▸ DIRECTIVE: Filter the listing below, copying every line in which the word "긴급하게" appears.

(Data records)
·····
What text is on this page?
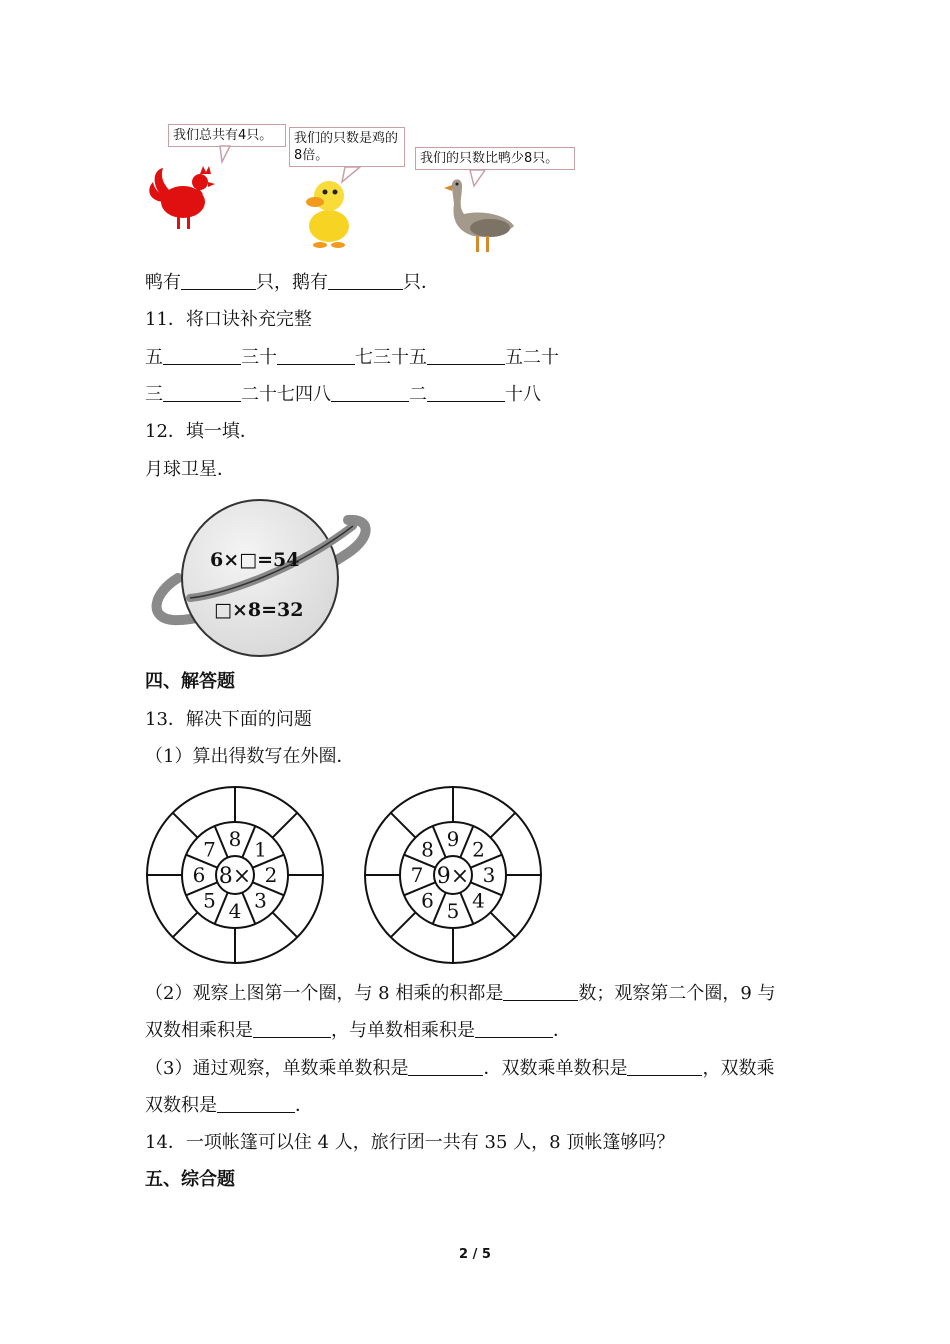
我们总共有4只。	我们的只数是鸡的8倍。	我们的只数比鸭少8只。
鸭有	只，鹅有	只．
11．将口诀补充完整
五	三十	七三十五	五二十
三	二十七四八	二	十八
12．填一填．
月球卫星．
6×□=54
□×8=32
四、解答题
13．解决下面的问题
（1）算出得数写在外圈．
8 1
2
3
4
5
6
7
8×
9 2
3
4
5
6
7
8
9×
（2）观察上图第一个圈，与 8 相乘的积都是	数；观察第二个圈，9 与
双数相乘积是	，与单数相乘积是	．
（3）通过观察，单数乘单数积是	．双数乘单数积是	，双数乘
双数积是	．
14．一项帐篷可以住 4 人，旅行团一共有 35 人，8 顶帐篷够吗？
五、综合题
2 / 5
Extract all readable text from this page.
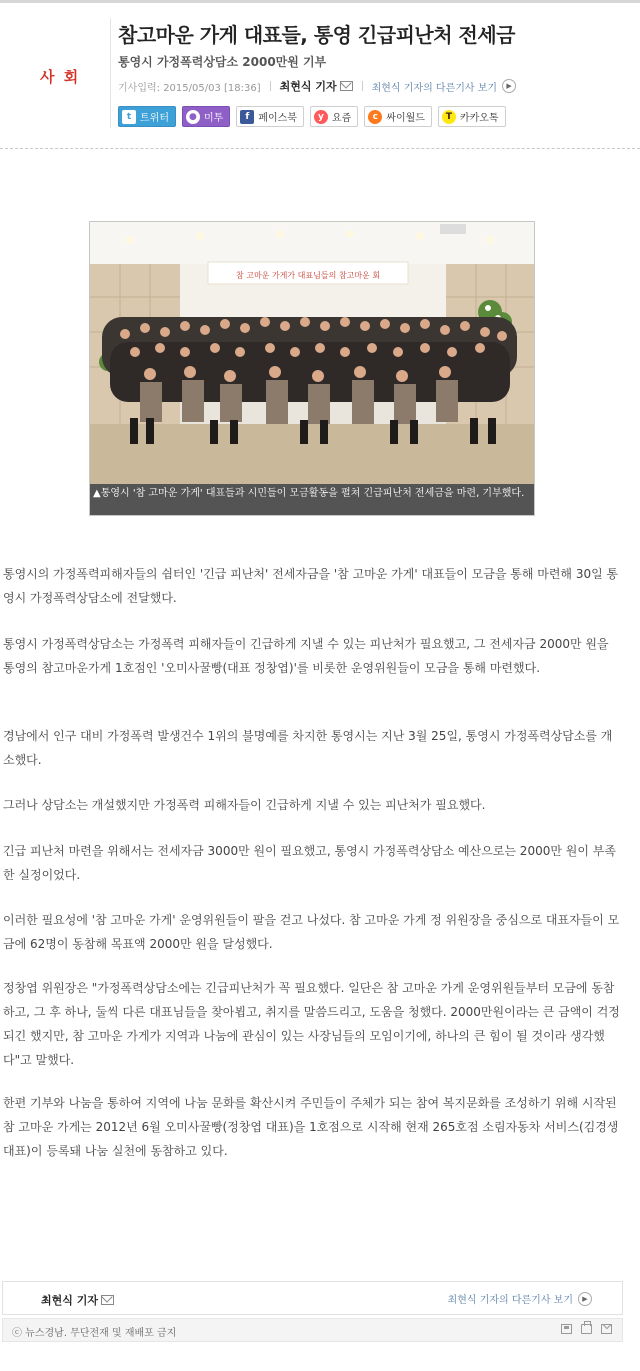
사 회
참고마운 가게 대표들, 통영 긴급피난처 전세금
통영시 가정폭력상담소 2000만원 기부
기사입력: 2015/05/03 [18:36] 최현식 기자	최현식 기자의 다른기사 보기	▶
t 트위터	● 미투	f 페이스북	y 요즘	c 싸이월드	T 카카오톡
참 고마운 가게가 대표님들의 참고마운 회
▲통영시 '참 고마운 가게' 대표들과 시민들이 모금활동을 펼쳐 긴급피난처 전세금을 마련, 기부했다.

통영시의 가정폭력피해자들의 쉼터인 '긴급 피난처' 전세자금을 '참 고마운 가게' 대표들이 모금을 통해 마련해 30일 통영시 가정폭력상담소에 전달했다.

통영시 가정폭력상담소는 가정폭력 피해자들이 긴급하게 지낼 수 있는 피난처가 필요했고, 그 전세자금 2000만 원을 통영의 참고마운가게 1호점인 '오미사꿀빵(대표 정창엽)'를 비롯한 운영위원들이 모금을 통해 마련했다.

경남에서 인구 대비 가정폭력 발생건수 1위의 불명예를 차지한 통영시는 지난 3월 25일, 통영시 가정폭력상담소를 개소했다.

그러나 상담소는 개설했지만 가정폭력 피해자들이 긴급하게 지낼 수 있는 피난처가 필요했다.

긴급 피난처 마련을 위해서는 전세자금 3000만 원이 필요했고, 통영시 가정폭력상담소 예산으로는 2000만 원이 부족한 실정이었다.

이러한 필요성에 '참 고마운 가게' 운영위원들이 팔을 걷고 나섰다. 참 고마운 가게 정 위원장을 중심으로 대표자들이 모금에 62명이 동참해 목표액 2000만 원을 달성했다.

정창엽 위원장은 "가정폭력상담소에는 긴급피난처가 꼭 필요했다. 일단은 참 고마운 가게 운영위원들부터 모금에 동참하고, 그 후 하나, 둘씩 다른 대표님들을 찾아뵙고, 취지를 말씀드리고, 도움을 청했다. 2000만원이라는 큰 금액이 걱정되긴 했지만, 참 고마운 가게가 지역과 나눔에 관심이 있는 사장님들의 모임이기에, 하나의 큰 힘이 될 것이라 생각했다"고 말했다.

한편 기부와 나눔을 통하여 지역에 나눔 문화를 확산시켜 주민들이 주체가 되는 참여 복지문화를 조성하기 위해 시작된 참 고마운 가게는 2012년 6월 오미사꿀빵(정창엽 대표)을 1호점으로 시작해 현재 265호점 소림자동차 서비스(김경생 대표)이 등록돼 나눔 실천에 동참하고 있다.

최현식 기자	최현식 기자의 다른기사 보기	▶
ⓒ 뉴스경남. 무단전재 및 재배포 금지
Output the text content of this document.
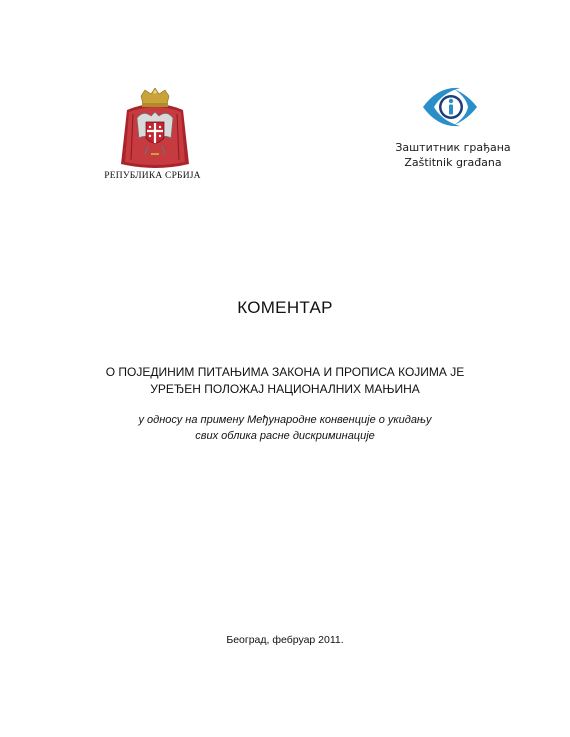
РЕПУБЛИКА СРБИЈА
Заштитник грађана
Zaštitnik građana
КОМЕНТАР
О ПОЈЕДИНИМ ПИТАЊИМА ЗАКОНА И ПРОПИСА КОЈИМА ЈЕ
УРЕЂЕН ПОЛОЖАЈ НАЦИОНАЛНИХ МАЊИНА
у односу на примену Међународне конвенције о укидању
свих облика расне дискриминације
Београд, фебруар 2011.
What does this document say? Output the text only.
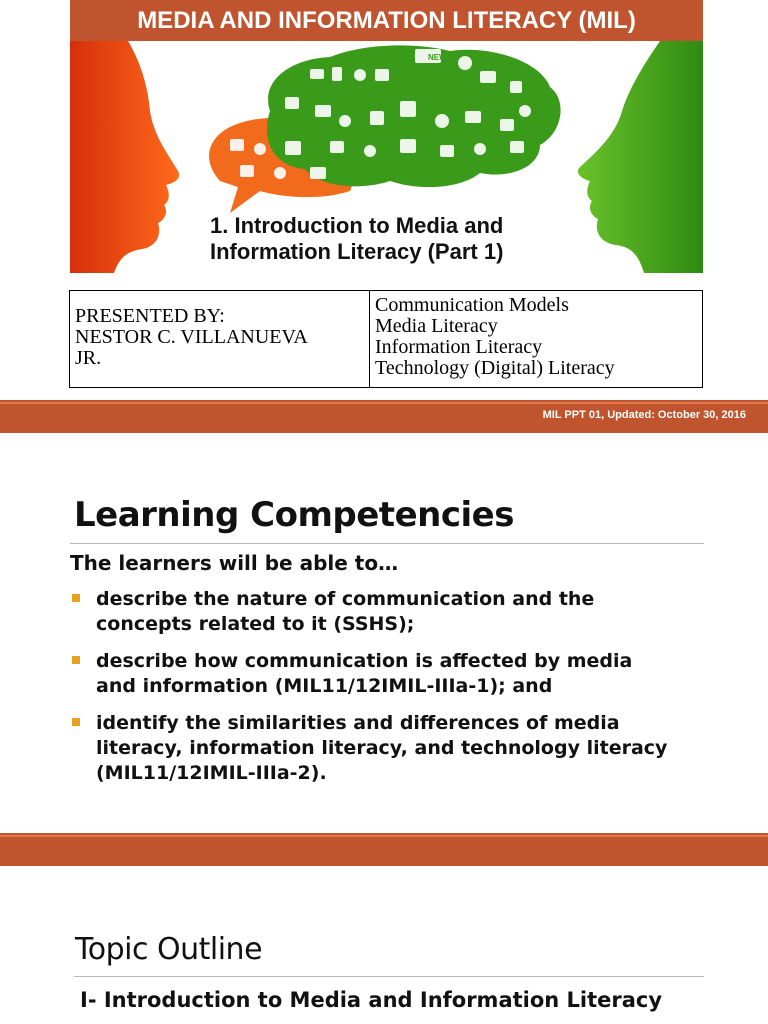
MEDIA AND INFORMATION LITERACY (MIL)
NEWS
1. Introduction to Media and
Information Literacy (Part 1)
PRESENTED BY:
NESTOR C. VILLANUEVA
JR.

Communication Models
Media Literacy
Information Literacy
Technology (Digital) Literacy
MIL PPT 01, Updated: October 30, 2016
Learning Competencies
The learners will be able to…
describe the nature of communication and the
concepts related to it (SSHS);
describe how communication is affected by media
and information (MIL11/12IMIL-IIIa-1); and
identify the similarities and differences of media
literacy, information literacy, and technology literacy
(MIL11/12IMIL-IIIa-2).
Topic Outline
I- Introduction to Media and Information Literacy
·····
▸ WORKED SOLUTION:
통영시 가정폭력상담소는 가정폭력 피해자들이 긴급하게 지낼 수 있는 피난처가 필요했고, 그 전세자금 2000만 원을 통영의 참고마운가게 1호점인 '오미사꿀빵(대표 정창엽)'를 비롯한 운영위원들이 모금을 통해 마련했다.
그러나 상담소는 개설했지만 가정폭력 피해자들이 긴급하게 지낼 수 있는 피난처가 필요했다.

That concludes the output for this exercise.